§ **Short problem**
Please copy the data below exactly as it appears, line for line.

-- BEGIN Record extracts --

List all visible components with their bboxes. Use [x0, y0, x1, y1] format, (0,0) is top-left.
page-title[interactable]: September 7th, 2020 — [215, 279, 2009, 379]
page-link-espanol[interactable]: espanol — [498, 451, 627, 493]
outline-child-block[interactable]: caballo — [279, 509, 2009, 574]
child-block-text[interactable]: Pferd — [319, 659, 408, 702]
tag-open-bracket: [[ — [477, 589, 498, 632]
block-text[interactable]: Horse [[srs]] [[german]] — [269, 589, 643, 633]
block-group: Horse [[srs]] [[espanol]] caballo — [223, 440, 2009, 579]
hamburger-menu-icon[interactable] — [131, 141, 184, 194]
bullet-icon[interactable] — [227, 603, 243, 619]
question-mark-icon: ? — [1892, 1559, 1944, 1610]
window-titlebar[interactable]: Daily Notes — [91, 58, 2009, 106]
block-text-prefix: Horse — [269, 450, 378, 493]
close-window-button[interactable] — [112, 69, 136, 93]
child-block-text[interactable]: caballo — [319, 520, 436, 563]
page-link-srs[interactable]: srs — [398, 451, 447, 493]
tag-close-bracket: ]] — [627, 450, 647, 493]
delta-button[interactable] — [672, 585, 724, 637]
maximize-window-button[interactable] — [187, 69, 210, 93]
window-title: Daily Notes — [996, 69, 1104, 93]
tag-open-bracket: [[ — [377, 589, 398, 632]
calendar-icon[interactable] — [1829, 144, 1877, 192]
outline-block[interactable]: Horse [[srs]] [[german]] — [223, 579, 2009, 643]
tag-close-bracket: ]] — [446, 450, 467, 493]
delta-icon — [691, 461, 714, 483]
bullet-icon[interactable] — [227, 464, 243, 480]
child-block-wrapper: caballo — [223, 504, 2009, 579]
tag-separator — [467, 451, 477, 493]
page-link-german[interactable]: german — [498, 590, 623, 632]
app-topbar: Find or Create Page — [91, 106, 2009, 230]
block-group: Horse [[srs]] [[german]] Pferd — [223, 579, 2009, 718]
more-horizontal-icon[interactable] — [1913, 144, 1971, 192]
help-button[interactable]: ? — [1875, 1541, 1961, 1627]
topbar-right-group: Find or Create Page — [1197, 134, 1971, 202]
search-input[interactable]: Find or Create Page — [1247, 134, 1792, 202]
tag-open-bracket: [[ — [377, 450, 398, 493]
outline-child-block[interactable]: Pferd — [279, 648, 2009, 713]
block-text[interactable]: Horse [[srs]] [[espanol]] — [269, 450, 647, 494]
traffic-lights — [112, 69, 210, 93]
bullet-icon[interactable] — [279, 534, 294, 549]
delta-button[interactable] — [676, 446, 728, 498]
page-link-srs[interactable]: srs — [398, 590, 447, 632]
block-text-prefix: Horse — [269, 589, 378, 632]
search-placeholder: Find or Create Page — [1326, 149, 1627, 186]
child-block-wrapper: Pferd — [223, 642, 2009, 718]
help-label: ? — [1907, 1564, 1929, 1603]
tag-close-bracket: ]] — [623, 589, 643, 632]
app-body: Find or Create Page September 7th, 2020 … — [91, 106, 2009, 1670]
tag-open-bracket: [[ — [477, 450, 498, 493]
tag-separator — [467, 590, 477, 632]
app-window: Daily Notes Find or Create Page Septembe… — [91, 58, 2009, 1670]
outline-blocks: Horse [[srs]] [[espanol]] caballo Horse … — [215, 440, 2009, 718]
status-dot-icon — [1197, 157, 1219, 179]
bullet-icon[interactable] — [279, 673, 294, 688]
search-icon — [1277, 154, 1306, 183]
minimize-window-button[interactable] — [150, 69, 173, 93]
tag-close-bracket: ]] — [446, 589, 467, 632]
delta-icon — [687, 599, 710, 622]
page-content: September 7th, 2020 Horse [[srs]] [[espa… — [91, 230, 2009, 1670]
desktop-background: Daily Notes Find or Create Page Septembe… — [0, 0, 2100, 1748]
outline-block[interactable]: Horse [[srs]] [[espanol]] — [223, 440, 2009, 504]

-- END Record extracts --

§ **Result**
List all visible components with their bboxes. Use [x0, y0, x1, y1] format, (0,0) is top-left.
page-title[interactable]: September 7th, 2020 — [215, 279, 2009, 379]
page-link-espanol[interactable]: espanol — [498, 451, 627, 493]
outline-child-block[interactable]: caballo — [279, 509, 2009, 574]
child-block-text[interactable]: Pferd — [319, 659, 408, 702]
tag-open-bracket: [[ — [477, 589, 498, 632]
block-text[interactable]: Horse [[srs]] [[german]] — [269, 589, 643, 633]
block-group: Horse [[srs]] [[espanol]] caballo — [223, 440, 2009, 579]
hamburger-menu-icon[interactable] — [131, 141, 184, 194]
bullet-icon[interactable] — [227, 603, 243, 619]
question-mark-icon: ? — [1892, 1559, 1944, 1610]
window-titlebar[interactable]: Daily Notes — [91, 58, 2009, 106]
block-text-prefix: Horse — [269, 450, 378, 493]
close-window-button[interactable] — [112, 69, 136, 93]
child-block-text[interactable]: caballo — [319, 520, 436, 563]
page-link-srs[interactable]: srs — [398, 451, 447, 493]
tag-close-bracket: ]] — [627, 450, 647, 493]
delta-button[interactable] — [672, 585, 724, 637]
maximize-window-button[interactable] — [187, 69, 210, 93]
window-title: Daily Notes — [996, 69, 1104, 93]
tag-open-bracket: [[ — [377, 589, 398, 632]
calendar-icon[interactable] — [1829, 144, 1877, 192]
outline-block[interactable]: Horse [[srs]] [[german]] — [223, 579, 2009, 643]
tag-close-bracket: ]] — [446, 450, 467, 493]
delta-icon — [691, 461, 714, 483]
bullet-icon[interactable] — [227, 464, 243, 480]
child-block-wrapper: caballo — [223, 504, 2009, 579]
tag-separator — [467, 451, 477, 493]
page-link-german[interactable]: german — [498, 590, 623, 632]
app-topbar: Find or Create Page — [91, 106, 2009, 230]
block-group: Horse [[srs]] [[german]] Pferd — [223, 579, 2009, 718]
more-horizontal-icon[interactable] — [1913, 144, 1971, 192]
help-button[interactable]: ? — [1875, 1541, 1961, 1627]
topbar-right-group: Find or Create Page — [1197, 134, 1971, 202]
search-input[interactable]: Find or Create Page — [1247, 134, 1792, 202]
tag-open-bracket: [[ — [377, 450, 398, 493]
outline-child-block[interactable]: Pferd — [279, 648, 2009, 713]
block-text[interactable]: Horse [[srs]] [[espanol]] — [269, 450, 647, 494]
traffic-lights — [112, 69, 210, 93]
bullet-icon[interactable] — [279, 534, 294, 549]
delta-button[interactable] — [676, 446, 728, 498]
page-link-srs[interactable]: srs — [398, 590, 447, 632]
block-text-prefix: Horse — [269, 589, 378, 632]
search-placeholder: Find or Create Page — [1326, 149, 1627, 186]
child-block-wrapper: Pferd — [223, 642, 2009, 718]
help-label: ? — [1907, 1564, 1929, 1603]
tag-close-bracket: ]] — [623, 589, 643, 632]
app-body: Find or Create Page September 7th, 2020 … — [91, 106, 2009, 1670]
tag-open-bracket: [[ — [477, 450, 498, 493]
tag-separator — [467, 590, 477, 632]
app-window: Daily Notes Find or Create Page Septembe… — [91, 58, 2009, 1670]
outline-blocks: Horse [[srs]] [[espanol]] caballo Horse … — [215, 440, 2009, 718]
status-dot-icon — [1197, 157, 1219, 179]
bullet-icon[interactable] — [279, 673, 294, 688]
search-icon — [1277, 154, 1306, 183]
minimize-window-button[interactable] — [150, 69, 173, 93]
tag-close-bracket: ]] — [446, 589, 467, 632]
delta-icon — [687, 599, 710, 622]
page-content: September 7th, 2020 Horse [[srs]] [[espa… — [91, 230, 2009, 1670]
desktop-background: Daily Notes Find or Create Page Septembe… — [0, 0, 2100, 1748]
outline-block[interactable]: Horse [[srs]] [[espanol]] — [223, 440, 2009, 504]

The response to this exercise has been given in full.